BEGIN Entries

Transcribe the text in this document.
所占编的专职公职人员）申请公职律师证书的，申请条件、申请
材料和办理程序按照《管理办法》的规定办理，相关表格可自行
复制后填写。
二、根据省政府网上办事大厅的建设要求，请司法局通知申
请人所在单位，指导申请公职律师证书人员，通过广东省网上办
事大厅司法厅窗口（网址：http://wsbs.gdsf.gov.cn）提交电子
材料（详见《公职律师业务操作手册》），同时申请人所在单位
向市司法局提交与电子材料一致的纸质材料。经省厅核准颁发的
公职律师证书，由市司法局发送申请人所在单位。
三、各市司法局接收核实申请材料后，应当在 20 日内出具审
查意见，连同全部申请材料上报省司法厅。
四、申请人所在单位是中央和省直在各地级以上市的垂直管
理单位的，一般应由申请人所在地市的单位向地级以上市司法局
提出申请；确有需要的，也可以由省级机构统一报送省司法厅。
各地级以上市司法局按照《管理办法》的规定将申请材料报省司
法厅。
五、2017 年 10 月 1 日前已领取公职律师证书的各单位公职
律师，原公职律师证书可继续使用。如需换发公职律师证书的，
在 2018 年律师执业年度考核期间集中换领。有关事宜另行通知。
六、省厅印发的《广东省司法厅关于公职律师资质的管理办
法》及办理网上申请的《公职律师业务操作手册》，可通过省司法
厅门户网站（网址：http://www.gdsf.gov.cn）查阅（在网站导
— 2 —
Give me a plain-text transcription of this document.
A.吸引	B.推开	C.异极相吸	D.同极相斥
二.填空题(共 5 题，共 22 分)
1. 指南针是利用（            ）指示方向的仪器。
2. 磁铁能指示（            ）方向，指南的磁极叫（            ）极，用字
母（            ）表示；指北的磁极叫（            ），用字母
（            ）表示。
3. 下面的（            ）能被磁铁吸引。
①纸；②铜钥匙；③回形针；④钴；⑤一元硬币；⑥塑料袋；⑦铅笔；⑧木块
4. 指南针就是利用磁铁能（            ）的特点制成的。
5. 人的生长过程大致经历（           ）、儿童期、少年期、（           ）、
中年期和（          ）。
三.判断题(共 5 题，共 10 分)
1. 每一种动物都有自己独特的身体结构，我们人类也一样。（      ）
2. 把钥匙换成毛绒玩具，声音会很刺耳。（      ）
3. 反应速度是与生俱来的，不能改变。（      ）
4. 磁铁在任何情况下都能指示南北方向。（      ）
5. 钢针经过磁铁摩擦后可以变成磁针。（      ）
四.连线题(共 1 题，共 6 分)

END Entries

* _Objective_: Return all lines with the word "this" in them.

* _Answer below_:
Transcribe the text in this document.
Give me a plain-text transcription of this document.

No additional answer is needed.